▸ **YOUR OBJECTIVE**:
Scan the entries for lines with the word "color" and copy those lines.

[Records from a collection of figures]
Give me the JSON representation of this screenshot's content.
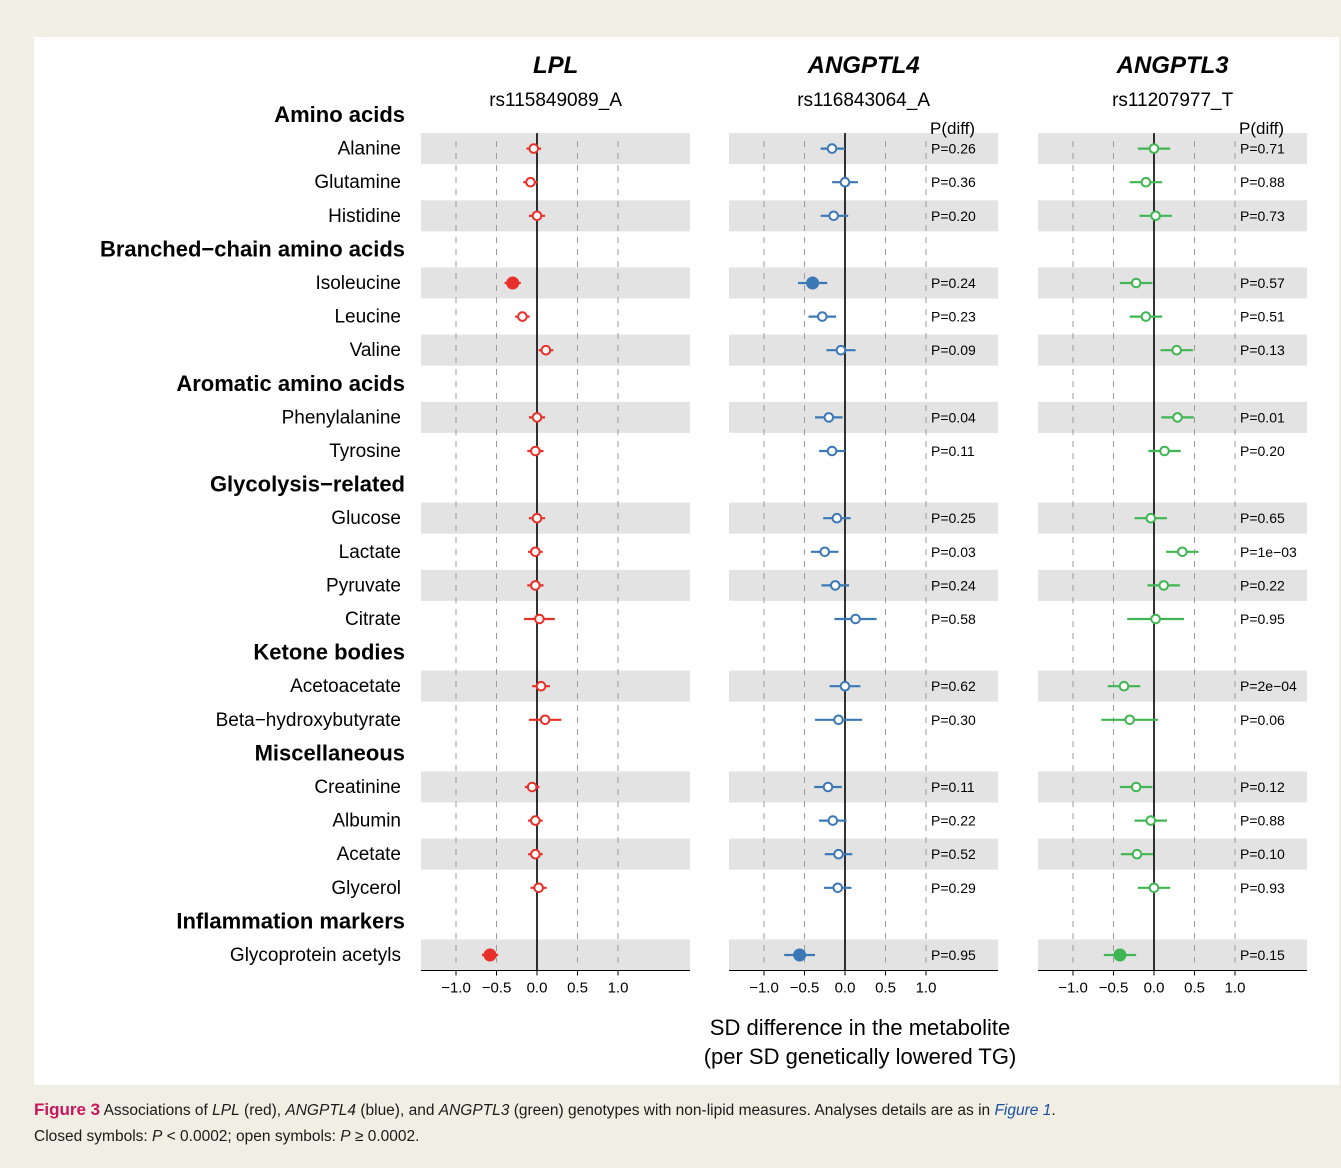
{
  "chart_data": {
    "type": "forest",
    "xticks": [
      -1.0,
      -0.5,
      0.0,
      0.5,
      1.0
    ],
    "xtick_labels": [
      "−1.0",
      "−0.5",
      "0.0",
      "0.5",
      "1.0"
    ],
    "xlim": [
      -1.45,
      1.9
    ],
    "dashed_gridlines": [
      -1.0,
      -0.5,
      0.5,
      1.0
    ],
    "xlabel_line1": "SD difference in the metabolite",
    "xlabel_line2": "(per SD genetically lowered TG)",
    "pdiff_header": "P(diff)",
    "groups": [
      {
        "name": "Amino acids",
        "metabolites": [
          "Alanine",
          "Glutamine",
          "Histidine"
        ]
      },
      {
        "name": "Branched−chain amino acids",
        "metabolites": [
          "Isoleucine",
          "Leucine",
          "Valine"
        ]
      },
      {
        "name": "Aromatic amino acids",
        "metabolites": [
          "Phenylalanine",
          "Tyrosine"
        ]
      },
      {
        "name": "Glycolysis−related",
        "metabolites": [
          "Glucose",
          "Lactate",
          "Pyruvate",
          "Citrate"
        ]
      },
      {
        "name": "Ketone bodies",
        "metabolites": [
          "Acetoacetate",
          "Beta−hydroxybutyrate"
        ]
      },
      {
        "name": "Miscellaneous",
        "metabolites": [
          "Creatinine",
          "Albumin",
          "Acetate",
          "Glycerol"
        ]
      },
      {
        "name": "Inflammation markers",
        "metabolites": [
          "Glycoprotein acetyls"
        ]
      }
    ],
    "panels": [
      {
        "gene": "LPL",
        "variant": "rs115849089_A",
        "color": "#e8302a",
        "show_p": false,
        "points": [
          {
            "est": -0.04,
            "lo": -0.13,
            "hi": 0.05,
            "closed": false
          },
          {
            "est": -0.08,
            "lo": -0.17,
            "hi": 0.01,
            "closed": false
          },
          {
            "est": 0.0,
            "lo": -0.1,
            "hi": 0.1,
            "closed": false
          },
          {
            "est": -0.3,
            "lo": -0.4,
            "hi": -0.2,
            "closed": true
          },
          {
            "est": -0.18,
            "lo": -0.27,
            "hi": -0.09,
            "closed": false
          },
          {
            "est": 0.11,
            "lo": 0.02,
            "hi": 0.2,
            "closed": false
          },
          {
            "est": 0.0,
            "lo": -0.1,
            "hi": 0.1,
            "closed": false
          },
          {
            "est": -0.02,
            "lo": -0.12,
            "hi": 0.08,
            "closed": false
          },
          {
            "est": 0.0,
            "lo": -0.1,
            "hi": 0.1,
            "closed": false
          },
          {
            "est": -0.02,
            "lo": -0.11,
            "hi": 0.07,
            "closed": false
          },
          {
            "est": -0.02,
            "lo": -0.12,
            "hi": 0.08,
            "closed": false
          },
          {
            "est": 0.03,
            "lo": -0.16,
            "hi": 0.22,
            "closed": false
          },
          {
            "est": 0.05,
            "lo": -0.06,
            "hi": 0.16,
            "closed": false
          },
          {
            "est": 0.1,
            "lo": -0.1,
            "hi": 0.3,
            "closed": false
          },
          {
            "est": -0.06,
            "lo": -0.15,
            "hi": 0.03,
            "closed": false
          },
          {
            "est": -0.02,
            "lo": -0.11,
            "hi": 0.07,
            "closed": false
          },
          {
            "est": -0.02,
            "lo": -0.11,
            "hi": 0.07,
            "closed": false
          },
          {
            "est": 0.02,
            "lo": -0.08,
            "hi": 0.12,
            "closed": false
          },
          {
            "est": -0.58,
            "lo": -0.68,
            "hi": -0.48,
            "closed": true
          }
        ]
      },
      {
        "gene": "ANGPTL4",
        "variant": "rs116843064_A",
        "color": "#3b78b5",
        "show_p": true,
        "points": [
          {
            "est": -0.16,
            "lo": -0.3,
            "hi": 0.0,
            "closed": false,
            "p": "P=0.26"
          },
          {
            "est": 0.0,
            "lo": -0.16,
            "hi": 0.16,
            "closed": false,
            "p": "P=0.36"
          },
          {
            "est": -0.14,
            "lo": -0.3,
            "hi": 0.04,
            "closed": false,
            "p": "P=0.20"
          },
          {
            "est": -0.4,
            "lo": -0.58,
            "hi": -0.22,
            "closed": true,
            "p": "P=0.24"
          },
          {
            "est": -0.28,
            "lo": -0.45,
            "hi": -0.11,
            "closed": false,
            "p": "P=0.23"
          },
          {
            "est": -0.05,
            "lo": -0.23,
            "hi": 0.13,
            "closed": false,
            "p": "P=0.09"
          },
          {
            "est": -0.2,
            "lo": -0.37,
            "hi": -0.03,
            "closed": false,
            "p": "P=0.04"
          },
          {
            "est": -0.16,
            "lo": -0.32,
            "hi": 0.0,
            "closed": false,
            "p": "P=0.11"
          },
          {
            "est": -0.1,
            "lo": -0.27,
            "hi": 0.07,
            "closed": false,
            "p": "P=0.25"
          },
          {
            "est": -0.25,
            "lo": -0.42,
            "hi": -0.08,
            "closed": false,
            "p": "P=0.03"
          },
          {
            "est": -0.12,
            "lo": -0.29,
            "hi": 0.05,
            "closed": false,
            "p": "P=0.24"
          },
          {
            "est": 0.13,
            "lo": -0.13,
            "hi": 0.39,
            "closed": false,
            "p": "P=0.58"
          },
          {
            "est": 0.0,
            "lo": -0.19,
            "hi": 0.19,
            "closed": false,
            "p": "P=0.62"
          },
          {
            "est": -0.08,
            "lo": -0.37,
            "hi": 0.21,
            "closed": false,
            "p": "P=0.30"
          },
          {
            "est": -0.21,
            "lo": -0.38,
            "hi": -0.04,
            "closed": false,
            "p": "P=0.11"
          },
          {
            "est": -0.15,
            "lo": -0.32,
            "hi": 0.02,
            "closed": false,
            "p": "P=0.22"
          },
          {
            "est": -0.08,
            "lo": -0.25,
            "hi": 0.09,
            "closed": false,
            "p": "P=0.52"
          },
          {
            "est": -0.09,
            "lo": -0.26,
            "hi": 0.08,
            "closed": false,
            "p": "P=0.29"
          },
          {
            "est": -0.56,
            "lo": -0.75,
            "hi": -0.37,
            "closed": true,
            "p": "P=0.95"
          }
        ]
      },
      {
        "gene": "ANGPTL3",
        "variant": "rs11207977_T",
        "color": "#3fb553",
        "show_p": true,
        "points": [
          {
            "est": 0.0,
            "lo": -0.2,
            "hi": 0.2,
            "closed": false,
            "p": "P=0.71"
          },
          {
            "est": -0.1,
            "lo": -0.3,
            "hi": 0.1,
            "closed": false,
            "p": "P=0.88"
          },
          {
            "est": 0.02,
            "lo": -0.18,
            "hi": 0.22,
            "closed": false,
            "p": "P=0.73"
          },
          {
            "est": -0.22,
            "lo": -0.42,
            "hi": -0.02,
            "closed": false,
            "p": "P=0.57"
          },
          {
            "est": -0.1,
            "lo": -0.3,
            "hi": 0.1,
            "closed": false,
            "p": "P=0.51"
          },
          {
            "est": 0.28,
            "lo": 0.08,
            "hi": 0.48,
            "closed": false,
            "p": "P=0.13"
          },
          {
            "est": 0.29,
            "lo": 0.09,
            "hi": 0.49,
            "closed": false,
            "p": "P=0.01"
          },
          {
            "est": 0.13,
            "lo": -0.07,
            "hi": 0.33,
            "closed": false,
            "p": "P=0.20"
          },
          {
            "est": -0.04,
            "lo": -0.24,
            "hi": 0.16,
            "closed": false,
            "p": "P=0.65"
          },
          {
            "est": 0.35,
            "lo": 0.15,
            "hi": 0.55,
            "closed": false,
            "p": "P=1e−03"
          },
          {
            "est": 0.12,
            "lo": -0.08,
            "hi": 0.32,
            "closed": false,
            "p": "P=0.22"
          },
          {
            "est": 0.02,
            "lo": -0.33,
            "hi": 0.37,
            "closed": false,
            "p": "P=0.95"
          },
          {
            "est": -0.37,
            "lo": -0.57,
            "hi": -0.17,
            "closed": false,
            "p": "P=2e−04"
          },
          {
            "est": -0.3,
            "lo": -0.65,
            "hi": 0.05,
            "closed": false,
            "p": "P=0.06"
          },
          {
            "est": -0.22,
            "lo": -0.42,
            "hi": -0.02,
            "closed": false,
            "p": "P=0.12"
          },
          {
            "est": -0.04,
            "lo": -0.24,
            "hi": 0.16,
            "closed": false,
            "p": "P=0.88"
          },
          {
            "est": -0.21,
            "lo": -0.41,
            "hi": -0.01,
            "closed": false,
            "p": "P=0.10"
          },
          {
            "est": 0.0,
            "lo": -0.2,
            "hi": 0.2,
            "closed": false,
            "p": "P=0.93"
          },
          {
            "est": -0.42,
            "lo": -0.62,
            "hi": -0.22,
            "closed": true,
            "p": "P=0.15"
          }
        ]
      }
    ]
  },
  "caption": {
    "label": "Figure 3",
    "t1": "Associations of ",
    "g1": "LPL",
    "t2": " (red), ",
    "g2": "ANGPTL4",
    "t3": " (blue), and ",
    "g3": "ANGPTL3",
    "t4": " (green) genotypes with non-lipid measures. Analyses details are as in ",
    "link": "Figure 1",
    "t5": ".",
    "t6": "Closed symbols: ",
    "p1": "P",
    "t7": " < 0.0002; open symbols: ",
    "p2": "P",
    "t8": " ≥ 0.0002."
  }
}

==

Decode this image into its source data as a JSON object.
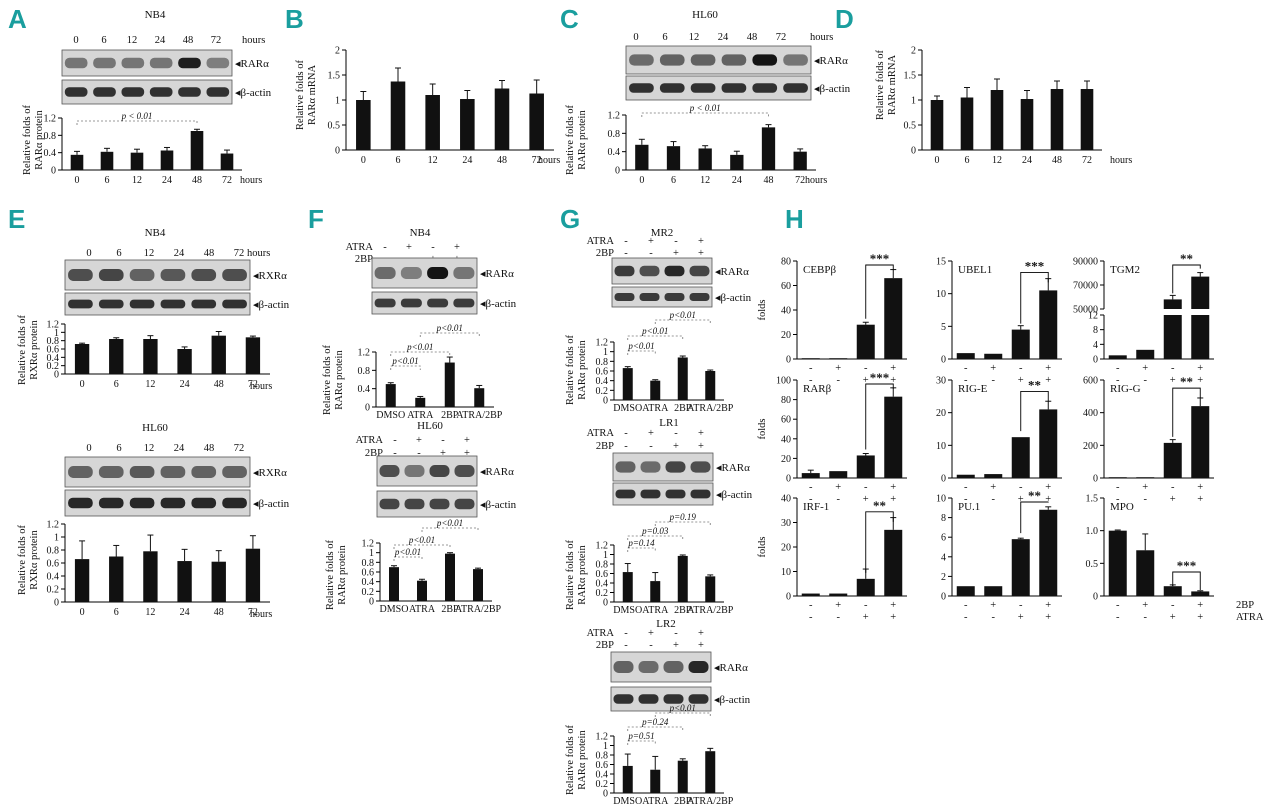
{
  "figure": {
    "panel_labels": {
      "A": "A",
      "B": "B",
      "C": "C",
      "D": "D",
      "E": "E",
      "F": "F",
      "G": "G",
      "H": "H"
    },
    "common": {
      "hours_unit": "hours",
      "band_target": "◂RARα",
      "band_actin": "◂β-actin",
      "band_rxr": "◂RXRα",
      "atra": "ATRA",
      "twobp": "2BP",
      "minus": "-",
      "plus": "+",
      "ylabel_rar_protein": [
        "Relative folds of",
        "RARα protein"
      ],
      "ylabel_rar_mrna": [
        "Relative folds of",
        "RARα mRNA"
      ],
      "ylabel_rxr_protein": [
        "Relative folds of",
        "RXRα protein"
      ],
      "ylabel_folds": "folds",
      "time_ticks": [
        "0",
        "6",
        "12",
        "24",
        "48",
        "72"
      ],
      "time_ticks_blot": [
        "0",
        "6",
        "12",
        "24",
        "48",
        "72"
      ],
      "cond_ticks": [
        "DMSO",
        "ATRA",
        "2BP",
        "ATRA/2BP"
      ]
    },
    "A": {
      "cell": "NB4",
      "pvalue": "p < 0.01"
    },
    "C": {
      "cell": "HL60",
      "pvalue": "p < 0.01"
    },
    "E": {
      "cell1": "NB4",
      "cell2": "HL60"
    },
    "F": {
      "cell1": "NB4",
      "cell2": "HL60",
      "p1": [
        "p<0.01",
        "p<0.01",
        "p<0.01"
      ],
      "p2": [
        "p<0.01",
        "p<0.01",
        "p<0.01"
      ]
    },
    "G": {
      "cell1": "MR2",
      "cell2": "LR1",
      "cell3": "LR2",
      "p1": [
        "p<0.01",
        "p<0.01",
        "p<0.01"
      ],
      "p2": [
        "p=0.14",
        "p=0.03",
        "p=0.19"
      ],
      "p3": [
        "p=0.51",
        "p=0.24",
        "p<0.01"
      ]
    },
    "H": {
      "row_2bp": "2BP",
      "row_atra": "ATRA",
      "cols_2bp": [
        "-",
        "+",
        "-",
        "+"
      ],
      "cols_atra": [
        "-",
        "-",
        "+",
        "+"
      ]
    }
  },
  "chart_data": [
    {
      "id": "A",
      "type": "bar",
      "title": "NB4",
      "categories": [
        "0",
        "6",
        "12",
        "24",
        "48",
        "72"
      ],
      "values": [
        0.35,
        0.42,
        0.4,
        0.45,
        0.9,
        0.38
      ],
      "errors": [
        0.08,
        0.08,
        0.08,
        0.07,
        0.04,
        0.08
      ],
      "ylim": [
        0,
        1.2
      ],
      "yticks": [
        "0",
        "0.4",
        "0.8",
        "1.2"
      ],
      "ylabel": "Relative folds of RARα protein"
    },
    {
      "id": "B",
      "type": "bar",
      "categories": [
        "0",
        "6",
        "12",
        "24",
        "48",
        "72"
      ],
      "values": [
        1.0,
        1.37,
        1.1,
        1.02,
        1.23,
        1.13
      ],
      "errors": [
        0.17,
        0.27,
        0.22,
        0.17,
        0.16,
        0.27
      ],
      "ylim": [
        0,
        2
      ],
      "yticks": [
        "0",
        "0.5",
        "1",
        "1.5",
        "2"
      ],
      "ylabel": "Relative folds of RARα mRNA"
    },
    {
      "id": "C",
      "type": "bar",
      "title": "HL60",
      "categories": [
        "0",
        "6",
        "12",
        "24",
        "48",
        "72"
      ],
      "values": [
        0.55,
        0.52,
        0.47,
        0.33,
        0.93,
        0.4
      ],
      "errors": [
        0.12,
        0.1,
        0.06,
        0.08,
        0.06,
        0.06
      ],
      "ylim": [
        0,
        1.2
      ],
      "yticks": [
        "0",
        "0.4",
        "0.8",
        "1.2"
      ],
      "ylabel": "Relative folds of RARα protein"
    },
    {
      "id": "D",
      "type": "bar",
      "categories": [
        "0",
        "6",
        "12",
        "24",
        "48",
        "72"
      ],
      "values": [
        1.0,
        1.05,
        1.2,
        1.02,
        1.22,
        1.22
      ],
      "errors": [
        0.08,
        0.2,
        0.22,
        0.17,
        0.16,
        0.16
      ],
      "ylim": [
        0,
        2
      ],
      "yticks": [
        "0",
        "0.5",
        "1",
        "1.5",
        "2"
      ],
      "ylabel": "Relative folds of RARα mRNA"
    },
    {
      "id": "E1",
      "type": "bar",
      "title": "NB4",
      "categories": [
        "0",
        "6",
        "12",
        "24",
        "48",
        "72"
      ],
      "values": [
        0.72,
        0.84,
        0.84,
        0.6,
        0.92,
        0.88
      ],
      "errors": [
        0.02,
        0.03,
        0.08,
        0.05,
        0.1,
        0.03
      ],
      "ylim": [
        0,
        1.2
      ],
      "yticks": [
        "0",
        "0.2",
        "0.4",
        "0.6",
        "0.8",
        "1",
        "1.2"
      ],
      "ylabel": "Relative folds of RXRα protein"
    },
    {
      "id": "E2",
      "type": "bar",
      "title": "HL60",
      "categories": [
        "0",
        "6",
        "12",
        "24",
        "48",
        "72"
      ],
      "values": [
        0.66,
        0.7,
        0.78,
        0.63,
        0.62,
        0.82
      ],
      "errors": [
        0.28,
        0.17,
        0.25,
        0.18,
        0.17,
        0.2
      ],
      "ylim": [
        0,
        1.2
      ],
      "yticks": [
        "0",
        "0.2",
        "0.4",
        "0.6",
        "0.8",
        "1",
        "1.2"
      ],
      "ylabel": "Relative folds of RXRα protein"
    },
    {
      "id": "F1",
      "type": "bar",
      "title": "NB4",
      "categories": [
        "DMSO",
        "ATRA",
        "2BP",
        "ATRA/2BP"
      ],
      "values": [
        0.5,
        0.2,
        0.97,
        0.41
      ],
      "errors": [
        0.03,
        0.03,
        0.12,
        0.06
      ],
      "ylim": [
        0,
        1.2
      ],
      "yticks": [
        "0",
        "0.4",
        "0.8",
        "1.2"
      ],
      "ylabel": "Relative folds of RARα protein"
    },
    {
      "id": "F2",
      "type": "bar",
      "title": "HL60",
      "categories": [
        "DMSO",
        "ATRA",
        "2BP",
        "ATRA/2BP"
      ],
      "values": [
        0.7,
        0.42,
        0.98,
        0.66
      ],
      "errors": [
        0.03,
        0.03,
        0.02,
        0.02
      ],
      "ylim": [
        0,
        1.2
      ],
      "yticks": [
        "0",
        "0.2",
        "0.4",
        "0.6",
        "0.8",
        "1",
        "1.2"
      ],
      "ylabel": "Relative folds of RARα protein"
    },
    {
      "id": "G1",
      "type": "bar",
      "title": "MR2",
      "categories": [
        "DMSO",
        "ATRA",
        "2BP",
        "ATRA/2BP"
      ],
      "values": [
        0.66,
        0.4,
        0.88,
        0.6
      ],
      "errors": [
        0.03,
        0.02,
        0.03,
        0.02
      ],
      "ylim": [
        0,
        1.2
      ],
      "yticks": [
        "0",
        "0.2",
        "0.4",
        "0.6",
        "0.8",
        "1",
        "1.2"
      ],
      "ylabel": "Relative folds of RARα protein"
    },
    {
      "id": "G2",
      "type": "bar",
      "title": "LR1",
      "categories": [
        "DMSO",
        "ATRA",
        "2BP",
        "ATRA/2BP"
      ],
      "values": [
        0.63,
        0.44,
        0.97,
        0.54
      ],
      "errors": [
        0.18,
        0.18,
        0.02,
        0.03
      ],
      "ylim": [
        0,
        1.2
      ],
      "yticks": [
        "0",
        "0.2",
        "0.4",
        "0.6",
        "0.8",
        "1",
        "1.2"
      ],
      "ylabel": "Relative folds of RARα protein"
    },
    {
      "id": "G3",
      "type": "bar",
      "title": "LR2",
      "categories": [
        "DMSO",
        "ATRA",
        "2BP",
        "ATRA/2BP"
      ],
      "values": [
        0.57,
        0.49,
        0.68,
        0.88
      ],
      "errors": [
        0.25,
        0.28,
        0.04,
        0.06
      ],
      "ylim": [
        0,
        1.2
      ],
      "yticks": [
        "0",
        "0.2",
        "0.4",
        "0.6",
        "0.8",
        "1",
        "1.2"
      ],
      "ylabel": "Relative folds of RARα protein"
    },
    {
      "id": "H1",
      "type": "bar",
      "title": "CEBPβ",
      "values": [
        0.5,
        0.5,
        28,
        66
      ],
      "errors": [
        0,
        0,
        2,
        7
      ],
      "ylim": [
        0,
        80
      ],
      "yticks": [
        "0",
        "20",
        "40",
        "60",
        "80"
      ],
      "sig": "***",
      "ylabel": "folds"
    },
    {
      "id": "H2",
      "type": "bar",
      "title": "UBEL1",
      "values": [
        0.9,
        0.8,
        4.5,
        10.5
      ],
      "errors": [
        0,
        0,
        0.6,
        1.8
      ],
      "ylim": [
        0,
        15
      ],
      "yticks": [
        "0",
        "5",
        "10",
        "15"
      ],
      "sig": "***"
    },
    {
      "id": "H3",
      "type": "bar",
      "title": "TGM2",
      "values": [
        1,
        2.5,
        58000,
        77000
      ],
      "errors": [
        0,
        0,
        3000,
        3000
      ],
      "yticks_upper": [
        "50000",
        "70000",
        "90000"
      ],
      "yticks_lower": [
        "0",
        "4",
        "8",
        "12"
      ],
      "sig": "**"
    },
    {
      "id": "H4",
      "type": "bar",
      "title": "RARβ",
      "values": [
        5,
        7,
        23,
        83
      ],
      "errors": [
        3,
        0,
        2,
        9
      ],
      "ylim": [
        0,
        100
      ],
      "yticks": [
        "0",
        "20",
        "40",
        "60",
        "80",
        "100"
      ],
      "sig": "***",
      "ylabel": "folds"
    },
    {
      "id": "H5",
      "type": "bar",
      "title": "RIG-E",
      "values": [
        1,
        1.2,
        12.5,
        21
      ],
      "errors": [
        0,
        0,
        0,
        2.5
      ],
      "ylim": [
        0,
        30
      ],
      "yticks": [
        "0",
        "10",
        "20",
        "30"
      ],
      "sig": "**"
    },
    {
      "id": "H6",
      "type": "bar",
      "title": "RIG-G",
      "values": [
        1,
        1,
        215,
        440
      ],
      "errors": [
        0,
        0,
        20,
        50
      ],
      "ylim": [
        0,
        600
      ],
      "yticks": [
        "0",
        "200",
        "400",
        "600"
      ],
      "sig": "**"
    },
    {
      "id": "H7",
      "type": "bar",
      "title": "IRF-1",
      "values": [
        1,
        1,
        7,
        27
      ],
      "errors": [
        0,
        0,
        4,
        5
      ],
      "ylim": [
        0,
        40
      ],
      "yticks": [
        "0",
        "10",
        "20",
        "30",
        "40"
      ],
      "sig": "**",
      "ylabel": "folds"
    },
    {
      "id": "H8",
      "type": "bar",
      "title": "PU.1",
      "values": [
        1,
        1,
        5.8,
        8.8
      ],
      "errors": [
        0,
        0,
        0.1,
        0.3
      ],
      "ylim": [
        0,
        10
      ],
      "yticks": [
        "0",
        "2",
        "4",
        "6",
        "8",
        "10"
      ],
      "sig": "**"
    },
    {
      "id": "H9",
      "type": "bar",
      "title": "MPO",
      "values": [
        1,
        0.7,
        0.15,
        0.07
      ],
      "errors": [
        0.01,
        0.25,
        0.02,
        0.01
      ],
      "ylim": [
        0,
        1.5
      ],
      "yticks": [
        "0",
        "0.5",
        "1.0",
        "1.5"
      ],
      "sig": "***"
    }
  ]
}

▸ **SOLUTION TO THIS EXERCISE**:
        "color": "#e8302a",
        "color": "#3b78b5",
        "color": "#3fb553",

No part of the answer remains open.